-- PROBLEM TO WORK ON --
Gather every line from the entries below that includes "Registry".

⁂

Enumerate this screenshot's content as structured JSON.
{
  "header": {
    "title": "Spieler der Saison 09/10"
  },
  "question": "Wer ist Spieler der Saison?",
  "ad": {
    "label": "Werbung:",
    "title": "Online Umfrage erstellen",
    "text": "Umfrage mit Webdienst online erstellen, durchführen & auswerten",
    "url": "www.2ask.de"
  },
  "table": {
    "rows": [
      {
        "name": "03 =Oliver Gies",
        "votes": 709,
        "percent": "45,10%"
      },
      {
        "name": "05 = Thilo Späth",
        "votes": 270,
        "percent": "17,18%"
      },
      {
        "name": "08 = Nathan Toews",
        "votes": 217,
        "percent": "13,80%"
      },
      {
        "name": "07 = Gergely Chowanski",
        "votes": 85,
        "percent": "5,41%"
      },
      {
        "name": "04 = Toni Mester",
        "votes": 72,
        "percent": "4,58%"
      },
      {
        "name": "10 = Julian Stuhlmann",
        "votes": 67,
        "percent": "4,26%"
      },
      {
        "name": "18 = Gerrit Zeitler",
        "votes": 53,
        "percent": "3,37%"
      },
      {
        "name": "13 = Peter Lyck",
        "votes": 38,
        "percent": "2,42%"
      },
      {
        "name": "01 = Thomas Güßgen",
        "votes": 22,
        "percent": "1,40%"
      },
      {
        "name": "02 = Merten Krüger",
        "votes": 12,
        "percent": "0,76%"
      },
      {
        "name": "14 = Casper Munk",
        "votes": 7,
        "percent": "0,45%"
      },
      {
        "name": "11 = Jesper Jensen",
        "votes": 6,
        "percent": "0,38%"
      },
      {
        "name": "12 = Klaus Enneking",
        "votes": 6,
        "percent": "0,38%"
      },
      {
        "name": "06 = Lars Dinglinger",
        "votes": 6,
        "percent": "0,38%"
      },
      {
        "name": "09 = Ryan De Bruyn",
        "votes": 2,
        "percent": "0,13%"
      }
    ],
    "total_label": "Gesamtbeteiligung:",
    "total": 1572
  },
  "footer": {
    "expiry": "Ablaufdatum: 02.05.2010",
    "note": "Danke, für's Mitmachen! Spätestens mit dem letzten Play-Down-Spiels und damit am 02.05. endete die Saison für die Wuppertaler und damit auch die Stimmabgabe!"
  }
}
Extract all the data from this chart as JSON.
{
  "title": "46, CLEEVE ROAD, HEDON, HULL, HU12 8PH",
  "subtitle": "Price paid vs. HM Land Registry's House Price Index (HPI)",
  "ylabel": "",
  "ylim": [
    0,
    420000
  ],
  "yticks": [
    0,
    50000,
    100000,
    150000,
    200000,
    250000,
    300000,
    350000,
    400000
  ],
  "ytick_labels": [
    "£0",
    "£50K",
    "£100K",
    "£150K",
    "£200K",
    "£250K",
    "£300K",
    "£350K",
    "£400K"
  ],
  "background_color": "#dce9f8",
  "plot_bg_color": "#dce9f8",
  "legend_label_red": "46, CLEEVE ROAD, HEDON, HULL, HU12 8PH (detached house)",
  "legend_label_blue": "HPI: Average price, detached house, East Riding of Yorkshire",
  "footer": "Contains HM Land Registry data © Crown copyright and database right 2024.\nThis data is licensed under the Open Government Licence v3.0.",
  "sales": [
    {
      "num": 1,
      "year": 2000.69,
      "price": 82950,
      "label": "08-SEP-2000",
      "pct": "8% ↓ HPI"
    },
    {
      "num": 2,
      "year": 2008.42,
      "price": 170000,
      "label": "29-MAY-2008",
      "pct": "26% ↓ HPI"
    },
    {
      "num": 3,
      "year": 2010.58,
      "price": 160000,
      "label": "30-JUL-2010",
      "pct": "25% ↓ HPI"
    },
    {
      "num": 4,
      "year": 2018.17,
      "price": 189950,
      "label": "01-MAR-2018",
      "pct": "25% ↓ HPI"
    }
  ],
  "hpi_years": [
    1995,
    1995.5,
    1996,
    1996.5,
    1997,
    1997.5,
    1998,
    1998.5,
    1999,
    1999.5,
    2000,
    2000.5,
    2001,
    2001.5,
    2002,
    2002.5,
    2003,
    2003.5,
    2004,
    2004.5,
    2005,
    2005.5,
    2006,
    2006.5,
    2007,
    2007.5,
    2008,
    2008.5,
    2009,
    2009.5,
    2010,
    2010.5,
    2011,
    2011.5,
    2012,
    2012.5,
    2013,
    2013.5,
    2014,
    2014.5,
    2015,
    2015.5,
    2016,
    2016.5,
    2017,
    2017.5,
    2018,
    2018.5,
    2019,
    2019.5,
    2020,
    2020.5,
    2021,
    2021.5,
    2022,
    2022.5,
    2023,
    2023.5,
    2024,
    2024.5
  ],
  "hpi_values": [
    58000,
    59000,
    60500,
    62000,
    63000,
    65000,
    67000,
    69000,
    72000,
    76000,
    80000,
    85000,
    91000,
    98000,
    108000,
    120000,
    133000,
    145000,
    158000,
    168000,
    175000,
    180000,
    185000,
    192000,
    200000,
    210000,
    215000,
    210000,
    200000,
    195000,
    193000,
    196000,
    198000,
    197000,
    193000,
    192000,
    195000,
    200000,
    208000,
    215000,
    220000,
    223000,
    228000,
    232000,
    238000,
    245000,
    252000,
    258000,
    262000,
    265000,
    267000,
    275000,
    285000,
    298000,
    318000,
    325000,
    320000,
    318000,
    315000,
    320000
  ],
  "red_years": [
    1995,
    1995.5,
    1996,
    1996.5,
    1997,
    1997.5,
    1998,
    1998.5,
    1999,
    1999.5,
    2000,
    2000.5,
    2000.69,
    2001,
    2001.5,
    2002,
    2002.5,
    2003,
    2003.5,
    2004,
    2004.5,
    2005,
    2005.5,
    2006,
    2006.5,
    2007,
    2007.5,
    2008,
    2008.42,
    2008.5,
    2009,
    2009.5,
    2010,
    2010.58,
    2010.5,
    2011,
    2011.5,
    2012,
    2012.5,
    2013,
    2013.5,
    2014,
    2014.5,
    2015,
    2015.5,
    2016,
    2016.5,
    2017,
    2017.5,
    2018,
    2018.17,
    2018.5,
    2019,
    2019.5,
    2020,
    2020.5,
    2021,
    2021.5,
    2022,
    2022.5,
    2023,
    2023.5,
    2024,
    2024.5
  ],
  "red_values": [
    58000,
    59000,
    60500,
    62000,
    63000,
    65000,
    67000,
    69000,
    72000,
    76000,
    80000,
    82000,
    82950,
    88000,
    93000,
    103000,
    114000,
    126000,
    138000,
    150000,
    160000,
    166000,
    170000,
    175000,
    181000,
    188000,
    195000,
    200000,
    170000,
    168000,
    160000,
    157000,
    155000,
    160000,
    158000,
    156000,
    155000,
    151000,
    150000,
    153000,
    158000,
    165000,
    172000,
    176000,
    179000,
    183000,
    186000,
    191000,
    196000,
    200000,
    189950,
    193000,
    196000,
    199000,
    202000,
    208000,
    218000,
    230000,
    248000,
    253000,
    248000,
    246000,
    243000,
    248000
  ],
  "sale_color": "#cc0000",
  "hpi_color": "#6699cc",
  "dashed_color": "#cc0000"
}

⁂

-- FINISHED ANSWER --
  "subtitle": "Price paid vs. HM Land Registry's House Price Index (HPI)",
  "footer": "Contains HM Land Registry data © Crown copyright and database right 2024.\nThis data is licensed under the Open Government Licence v3.0.",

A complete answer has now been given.